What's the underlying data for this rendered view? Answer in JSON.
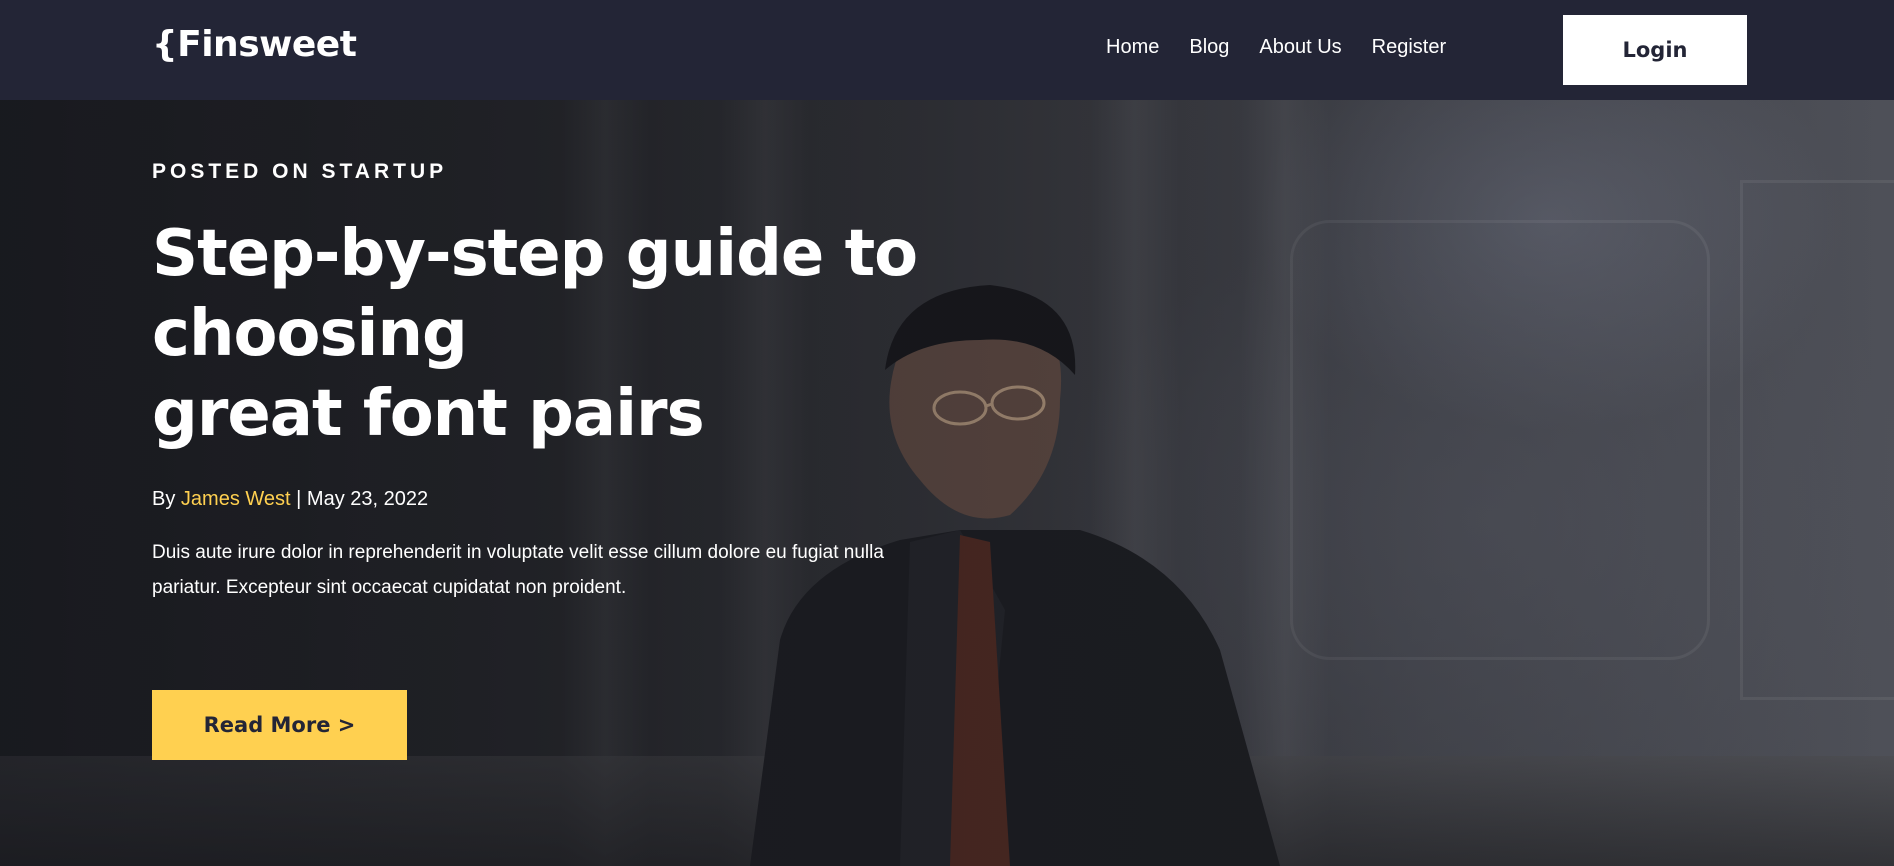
{
  "brand": {
    "logo": "{Finsweet"
  },
  "nav": {
    "links": [
      {
        "label": "Home"
      },
      {
        "label": "Blog"
      },
      {
        "label": "About Us"
      },
      {
        "label": "Register"
      }
    ],
    "login_label": "Login"
  },
  "hero": {
    "eyebrow": "POSTED ON STARTUP",
    "headline_line1": "Step-by-step guide to choosing",
    "headline_line2": "great font pairs",
    "byline_prefix": "By",
    "author": "James West",
    "separator": "|",
    "date": "May 23, 2022",
    "excerpt": "Duis aute irure dolor in reprehenderit in voluptate velit esse cillum dolore eu fugiat nulla pariatur. Excepteur sint occaecat cupidatat non proident.",
    "cta_label": "Read More >"
  },
  "colors": {
    "navbar_bg": "#232536",
    "accent": "#ffd050",
    "text": "#ffffff",
    "button_text": "#232536"
  }
}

▬▬▬▬▬▬▬▬▬▬

- **EXERCISE TASK**:
Leaving aside the images, write out the entries above word for word.

- **RESULT OF THE TASK**:
What's the underlying data for this rendered view? Answer in JSON.
{
  "brand": {
    "logo": "{Finsweet"
  },
  "nav": {
    "links": [
      {
        "label": "Home"
      },
      {
        "label": "Blog"
      },
      {
        "label": "About Us"
      },
      {
        "label": "Register"
      }
    ],
    "login_label": "Login"
  },
  "hero": {
    "eyebrow": "POSTED ON STARTUP",
    "headline_line1": "Step-by-step guide to choosing",
    "headline_line2": "great font pairs",
    "byline_prefix": "By",
    "author": "James West",
    "separator": "|",
    "date": "May 23, 2022",
    "excerpt": "Duis aute irure dolor in reprehenderit in voluptate velit esse cillum dolore eu fugiat nulla pariatur. Excepteur sint occaecat cupidatat non proident.",
    "cta_label": "Read More >"
  },
  "colors": {
    "navbar_bg": "#232536",
    "accent": "#ffd050",
    "text": "#ffffff",
    "button_text": "#232536"
  }
}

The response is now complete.